— Written task —
Echo the lines starting with the one containing "For every button, label, input, icon, or" and going on through the one containing "ring-low-label-3: (Low-Q) —", keeping every line unchanged and leaving the pictures out.

— Input for this task —
____
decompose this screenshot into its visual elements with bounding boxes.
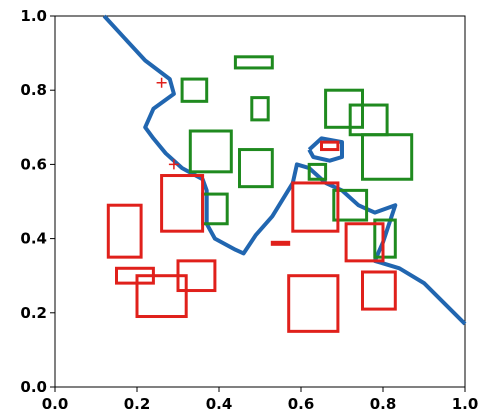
____
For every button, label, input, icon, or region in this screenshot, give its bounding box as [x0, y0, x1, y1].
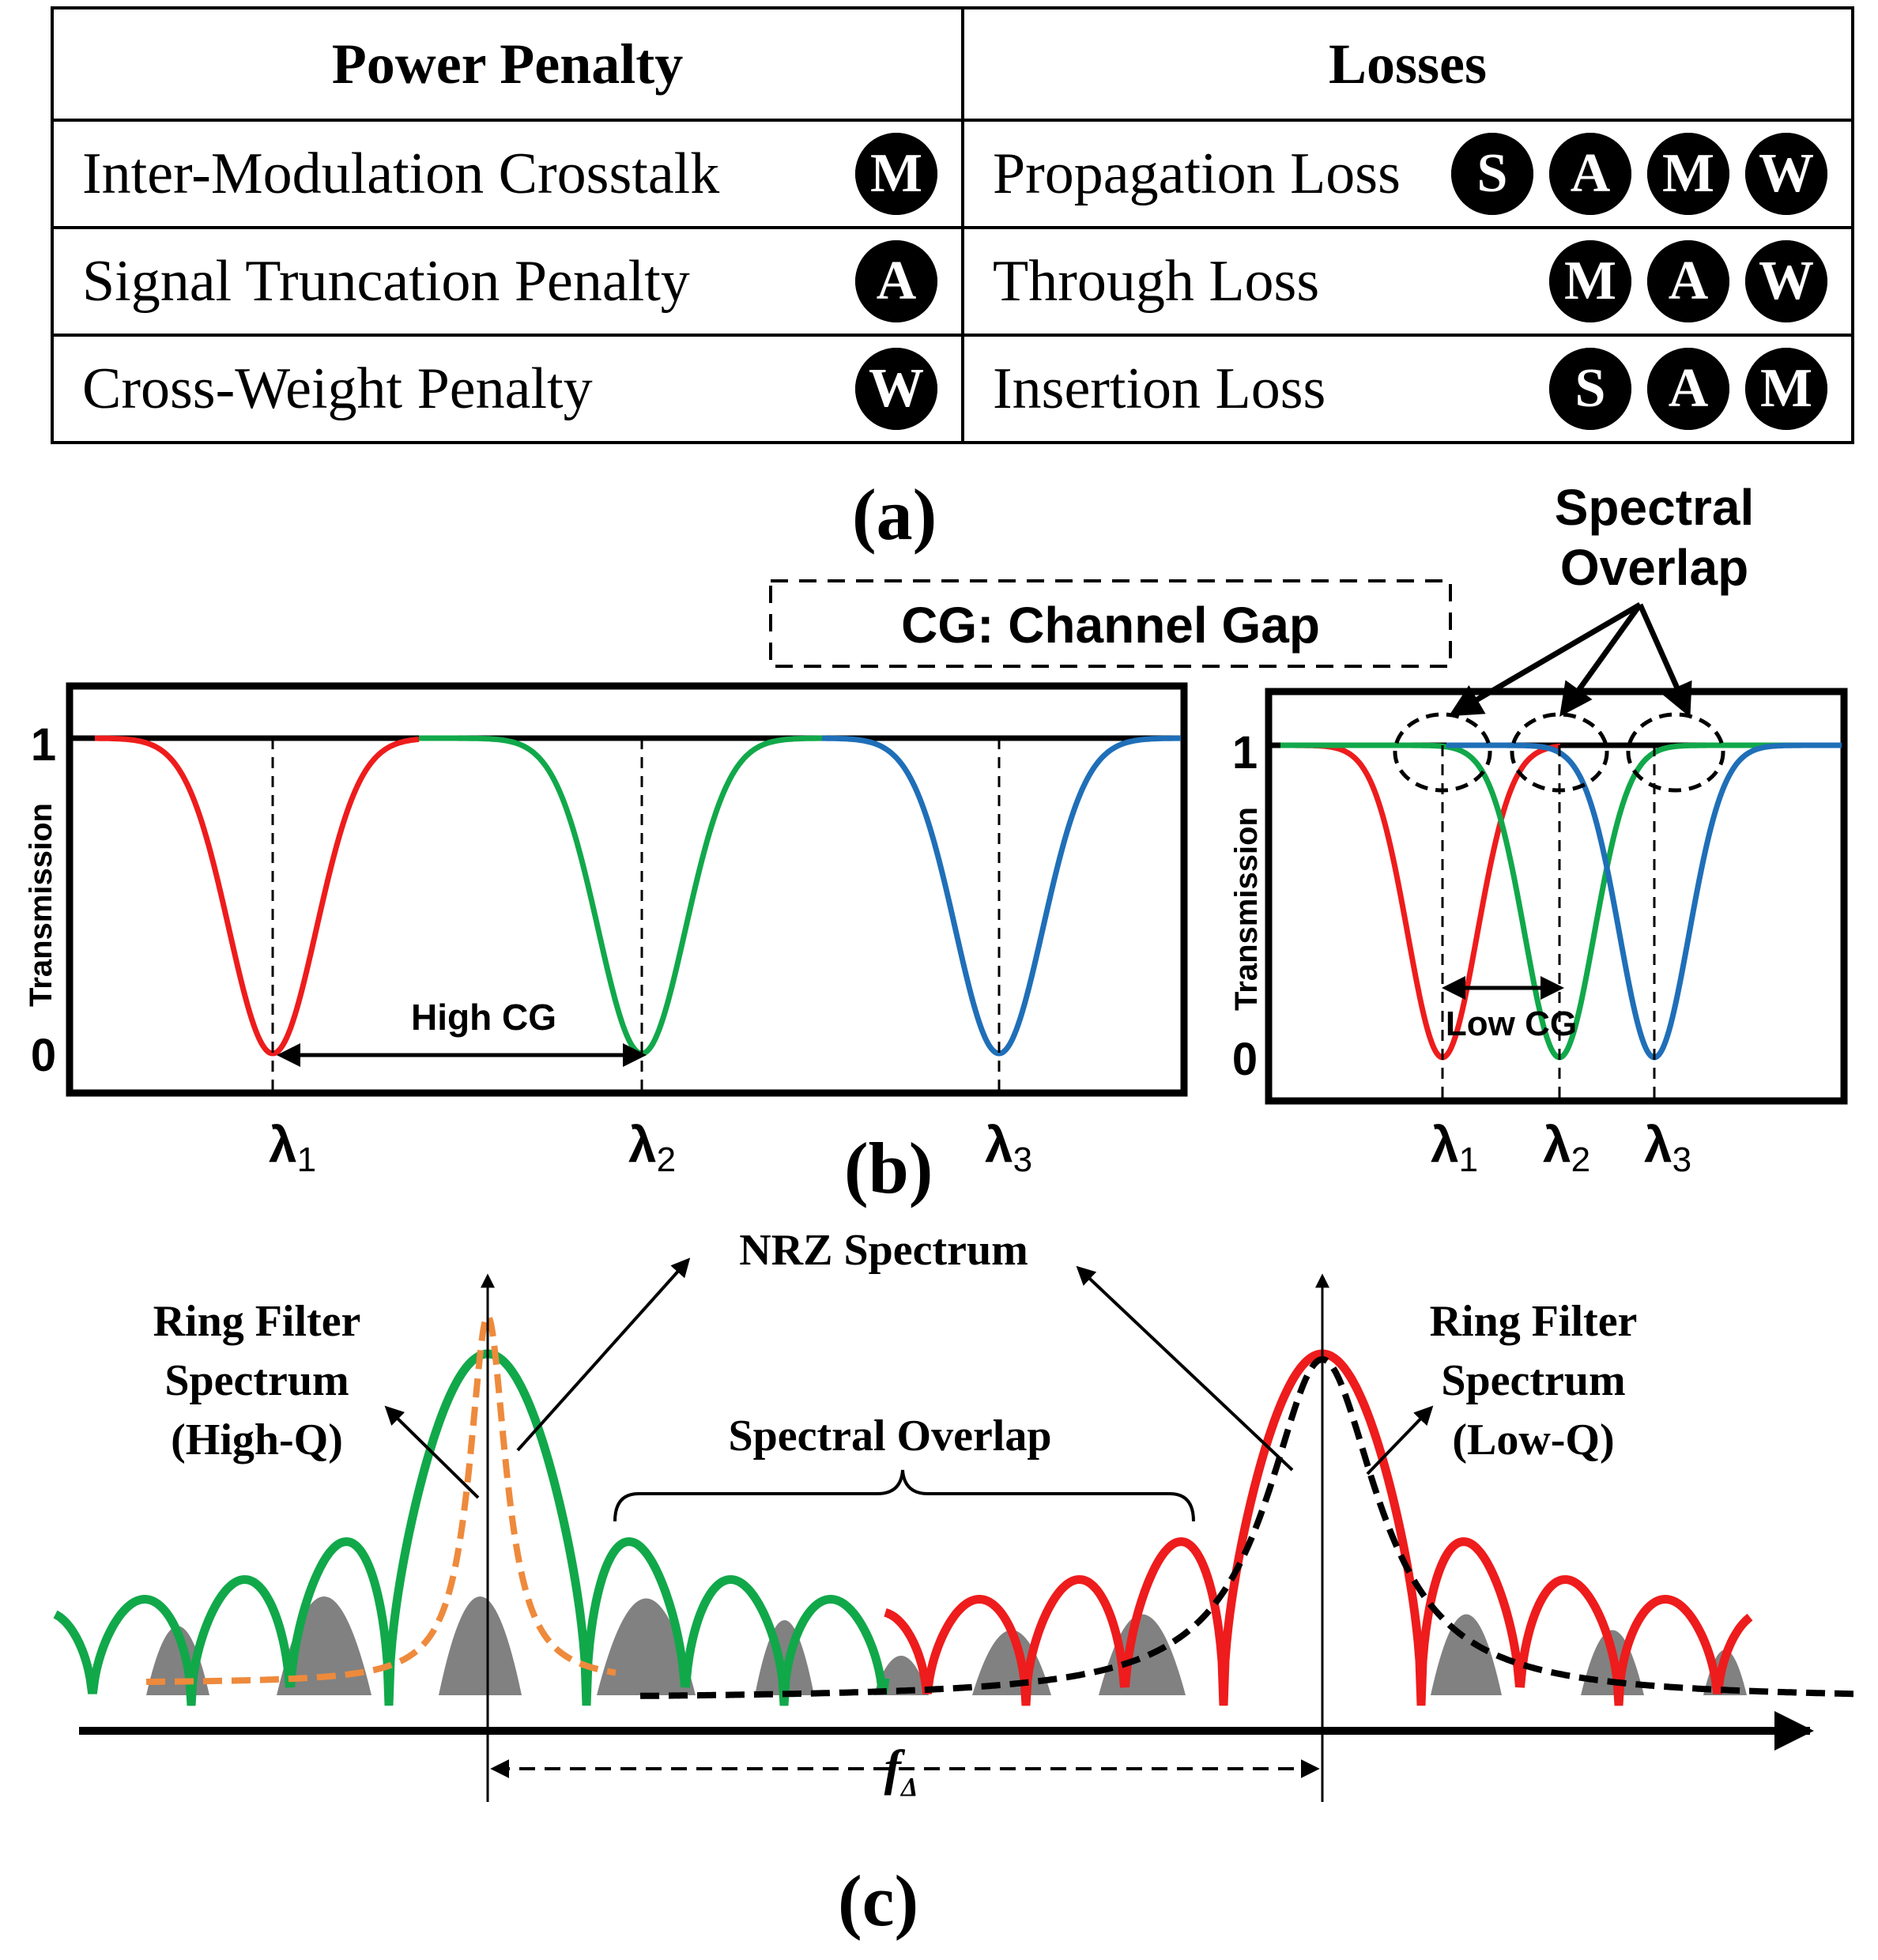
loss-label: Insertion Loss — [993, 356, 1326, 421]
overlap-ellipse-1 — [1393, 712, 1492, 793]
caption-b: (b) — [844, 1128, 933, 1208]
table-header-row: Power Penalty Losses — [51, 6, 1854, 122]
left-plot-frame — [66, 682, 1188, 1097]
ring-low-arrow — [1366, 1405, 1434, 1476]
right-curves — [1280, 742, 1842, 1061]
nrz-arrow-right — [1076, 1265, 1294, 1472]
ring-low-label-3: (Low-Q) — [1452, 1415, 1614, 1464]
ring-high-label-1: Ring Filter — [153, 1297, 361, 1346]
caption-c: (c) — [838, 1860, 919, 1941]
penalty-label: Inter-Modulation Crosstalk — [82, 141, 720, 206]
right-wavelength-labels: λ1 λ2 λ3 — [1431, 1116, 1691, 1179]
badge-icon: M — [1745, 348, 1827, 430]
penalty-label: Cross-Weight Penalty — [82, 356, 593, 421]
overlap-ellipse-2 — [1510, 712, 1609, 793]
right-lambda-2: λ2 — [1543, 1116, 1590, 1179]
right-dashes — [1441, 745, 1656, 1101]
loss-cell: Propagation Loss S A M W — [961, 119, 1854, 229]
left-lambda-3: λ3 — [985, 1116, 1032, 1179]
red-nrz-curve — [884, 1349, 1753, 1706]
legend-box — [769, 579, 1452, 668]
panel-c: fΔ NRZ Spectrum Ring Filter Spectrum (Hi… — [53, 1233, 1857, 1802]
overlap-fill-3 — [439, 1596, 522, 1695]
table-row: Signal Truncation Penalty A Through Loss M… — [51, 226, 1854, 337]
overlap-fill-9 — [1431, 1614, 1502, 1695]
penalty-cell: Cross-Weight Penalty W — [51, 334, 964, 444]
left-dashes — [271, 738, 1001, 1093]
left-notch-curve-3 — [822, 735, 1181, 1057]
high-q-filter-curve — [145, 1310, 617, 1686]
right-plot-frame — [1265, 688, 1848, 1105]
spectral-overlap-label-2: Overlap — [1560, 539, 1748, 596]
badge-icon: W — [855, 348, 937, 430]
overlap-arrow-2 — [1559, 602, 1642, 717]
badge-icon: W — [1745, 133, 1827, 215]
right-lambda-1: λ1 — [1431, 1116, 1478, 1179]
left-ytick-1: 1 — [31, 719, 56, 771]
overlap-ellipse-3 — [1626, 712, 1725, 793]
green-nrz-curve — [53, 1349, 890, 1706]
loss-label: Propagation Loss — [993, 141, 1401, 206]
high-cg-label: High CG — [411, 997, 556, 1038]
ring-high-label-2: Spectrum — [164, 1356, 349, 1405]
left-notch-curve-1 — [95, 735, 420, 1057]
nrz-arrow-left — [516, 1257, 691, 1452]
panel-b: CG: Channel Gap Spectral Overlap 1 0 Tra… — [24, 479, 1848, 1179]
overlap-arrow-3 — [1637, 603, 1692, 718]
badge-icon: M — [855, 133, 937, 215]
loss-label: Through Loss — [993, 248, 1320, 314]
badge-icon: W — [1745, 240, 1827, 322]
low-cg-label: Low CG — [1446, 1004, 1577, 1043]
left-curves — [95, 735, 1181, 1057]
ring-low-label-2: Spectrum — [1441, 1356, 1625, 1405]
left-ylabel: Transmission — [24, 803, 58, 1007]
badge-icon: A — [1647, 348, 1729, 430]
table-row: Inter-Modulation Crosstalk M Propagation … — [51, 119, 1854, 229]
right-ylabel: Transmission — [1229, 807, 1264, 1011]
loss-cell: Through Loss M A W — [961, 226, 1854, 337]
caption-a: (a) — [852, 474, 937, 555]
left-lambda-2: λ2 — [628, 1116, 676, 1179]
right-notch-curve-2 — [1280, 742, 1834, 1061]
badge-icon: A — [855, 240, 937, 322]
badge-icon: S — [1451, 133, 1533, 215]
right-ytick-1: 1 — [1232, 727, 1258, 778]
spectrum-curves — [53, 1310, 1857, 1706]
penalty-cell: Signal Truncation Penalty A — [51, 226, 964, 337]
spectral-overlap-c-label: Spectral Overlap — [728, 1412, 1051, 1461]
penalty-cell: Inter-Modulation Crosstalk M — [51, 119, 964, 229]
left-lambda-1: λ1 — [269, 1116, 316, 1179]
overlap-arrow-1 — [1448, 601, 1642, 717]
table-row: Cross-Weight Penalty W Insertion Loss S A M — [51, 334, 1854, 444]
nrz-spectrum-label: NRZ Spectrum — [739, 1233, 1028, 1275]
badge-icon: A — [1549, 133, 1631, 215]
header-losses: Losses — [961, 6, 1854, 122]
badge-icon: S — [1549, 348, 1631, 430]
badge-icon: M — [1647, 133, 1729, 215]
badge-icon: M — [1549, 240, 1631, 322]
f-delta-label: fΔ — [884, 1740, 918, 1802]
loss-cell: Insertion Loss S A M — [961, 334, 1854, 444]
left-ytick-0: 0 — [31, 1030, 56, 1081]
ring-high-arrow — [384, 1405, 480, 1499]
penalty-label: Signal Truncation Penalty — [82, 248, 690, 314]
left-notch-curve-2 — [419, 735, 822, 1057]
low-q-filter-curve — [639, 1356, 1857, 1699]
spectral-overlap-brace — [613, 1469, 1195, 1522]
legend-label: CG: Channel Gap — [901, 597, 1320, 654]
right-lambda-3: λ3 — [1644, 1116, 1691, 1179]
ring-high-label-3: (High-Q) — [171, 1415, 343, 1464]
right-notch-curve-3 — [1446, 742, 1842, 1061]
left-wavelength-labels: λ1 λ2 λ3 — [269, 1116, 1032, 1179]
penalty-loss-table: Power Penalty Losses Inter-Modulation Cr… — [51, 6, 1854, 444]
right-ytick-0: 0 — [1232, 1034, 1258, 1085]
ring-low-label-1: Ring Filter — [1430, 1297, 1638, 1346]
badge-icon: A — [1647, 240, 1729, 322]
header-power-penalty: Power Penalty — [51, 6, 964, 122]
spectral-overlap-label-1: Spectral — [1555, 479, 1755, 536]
____
— Finished task —
For every button, label, input, icon, or region in this screenshot, give its bounding box as [x0, y0, x1, y1].
loss-label: Insertion Loss — [993, 356, 1326, 421]
overlap-ellipse-1 — [1393, 712, 1492, 793]
caption-b: (b) — [844, 1128, 933, 1208]
table-header-row: Power Penalty Losses — [51, 6, 1854, 122]
left-plot-frame — [66, 682, 1188, 1097]
ring-low-arrow — [1366, 1405, 1434, 1476]
right-curves — [1280, 742, 1842, 1061]
nrz-arrow-right — [1076, 1265, 1294, 1472]
ring-low-label-3: (Low-Q) — [1452, 1415, 1614, 1464]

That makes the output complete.